* **DO THIS**
Quote the whole listing word for word. Do not include the pictures.

## Start

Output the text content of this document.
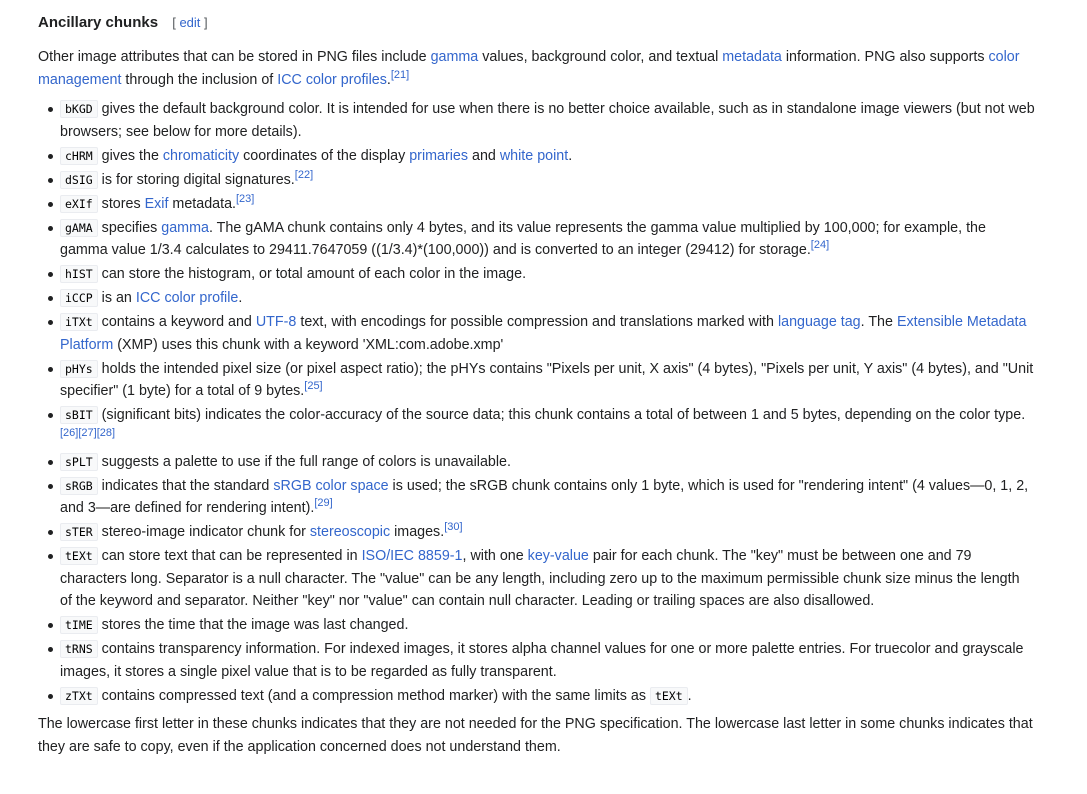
Ancillary chunks [ edit ]

Other image attributes that can be stored in PNG files include gamma values, background color, and textual metadata information. PNG also supports color management through the inclusion of ICC color profiles.[21]

bKGD gives the default background color. It is intended for use when there is no better choice available, such as in standalone image viewers (but not web browsers; see below for more details).
cHRM gives the chromaticity coordinates of the display primaries and white point.
dSIG is for storing digital signatures.[22]
eXIf stores Exif metadata.[23]
gAMA specifies gamma. The gAMA chunk contains only 4 bytes, and its value represents the gamma value multiplied by 100,000; for example, the gamma value 1/3.4 calculates to 29411.7647059 ((1/3.4)*(100,000)) and is converted to an integer (29412) for storage.[24]
hIST can store the histogram, or total amount of each color in the image.
iCCP is an ICC color profile.
iTXt contains a keyword and UTF-8 text, with encodings for possible compression and translations marked with language tag. The Extensible Metadata Platform (XMP) uses this chunk with a keyword 'XML:com.adobe.xmp'
pHYs holds the intended pixel size (or pixel aspect ratio); the pHYs contains "Pixels per unit, X axis" (4 bytes), "Pixels per unit, Y axis" (4 bytes), and "Unit specifier" (1 byte) for a total of 9 bytes.[25]
sBIT (significant bits) indicates the color-accuracy of the source data; this chunk contains a total of between 1 and 5 bytes, depending on the color type.[26][27][28]
sPLT suggests a palette to use if the full range of colors is unavailable.
sRGB indicates that the standard sRGB color space is used; the sRGB chunk contains only 1 byte, which is used for "rendering intent" (4 values—0, 1, 2, and 3—are defined for rendering intent).[29]
sTER stereo-image indicator chunk for stereoscopic images.[30]
tEXt can store text that can be represented in ISO/IEC 8859-1, with one key-value pair for each chunk. The "key" must be between one and 79 characters long. Separator is a null character. The "value" can be any length, including zero up to the maximum permissible chunk size minus the length of the keyword and separator. Neither "key" nor "value" can contain null character. Leading or trailing spaces are also disallowed.
tIME stores the time that the image was last changed.
tRNS contains transparency information. For indexed images, it stores alpha channel values for one or more palette entries. For truecolor and grayscale images, it stores a single pixel value that is to be regarded as fully transparent.
zTXt contains compressed text (and a compression method marker) with the same limits as tEXt .

The lowercase first letter in these chunks indicates that they are not needed for the PNG specification. The lowercase last letter in some chunks indicates that they are safe to copy, even if the application concerned does not understand them.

## End

* **TASK RESULT**
Output the text content of this document.
Ancillary chunks [ edit ]

Other image attributes that can be stored in PNG files include gamma values, background color, and textual metadata information. PNG also supports color management through the inclusion of ICC color profiles.[21]

bKGD gives the default background color. It is intended for use when there is no better choice available, such as in standalone image viewers (but not web browsers; see below for more details).
cHRM gives the chromaticity coordinates of the display primaries and white point.
dSIG is for storing digital signatures.[22]
eXIf stores Exif metadata.[23]
gAMA specifies gamma. The gAMA chunk contains only 4 bytes, and its value represents the gamma value multiplied by 100,000; for example, the gamma value 1/3.4 calculates to 29411.7647059 ((1/3.4)*(100,000)) and is converted to an integer (29412) for storage.[24]
hIST can store the histogram, or total amount of each color in the image.
iCCP is an ICC color profile.
iTXt contains a keyword and UTF-8 text, with encodings for possible compression and translations marked with language tag. The Extensible Metadata Platform (XMP) uses this chunk with a keyword 'XML:com.adobe.xmp'
pHYs holds the intended pixel size (or pixel aspect ratio); the pHYs contains "Pixels per unit, X axis" (4 bytes), "Pixels per unit, Y axis" (4 bytes), and "Unit specifier" (1 byte) for a total of 9 bytes.[25]
sBIT (significant bits) indicates the color-accuracy of the source data; this chunk contains a total of between 1 and 5 bytes, depending on the color type.[26][27][28]
sPLT suggests a palette to use if the full range of colors is unavailable.
sRGB indicates that the standard sRGB color space is used; the sRGB chunk contains only 1 byte, which is used for "rendering intent" (4 values—0, 1, 2, and 3—are defined for rendering intent).[29]
sTER stereo-image indicator chunk for stereoscopic images.[30]
tEXt can store text that can be represented in ISO/IEC 8859-1, with one key-value pair for each chunk. The "key" must be between one and 79 characters long. Separator is a null character. The "value" can be any length, including zero up to the maximum permissible chunk size minus the length of the keyword and separator. Neither "key" nor "value" can contain null character. Leading or trailing spaces are also disallowed.
tIME stores the time that the image was last changed.
tRNS contains transparency information. For indexed images, it stores alpha channel values for one or more palette entries. For truecolor and grayscale images, it stores a single pixel value that is to be regarded as fully transparent.
zTXt contains compressed text (and a compression method marker) with the same limits as tEXt .

The lowercase first letter in these chunks indicates that they are not needed for the PNG specification. The lowercase last letter in some chunks indicates that they are safe to copy, even if the application concerned does not understand them.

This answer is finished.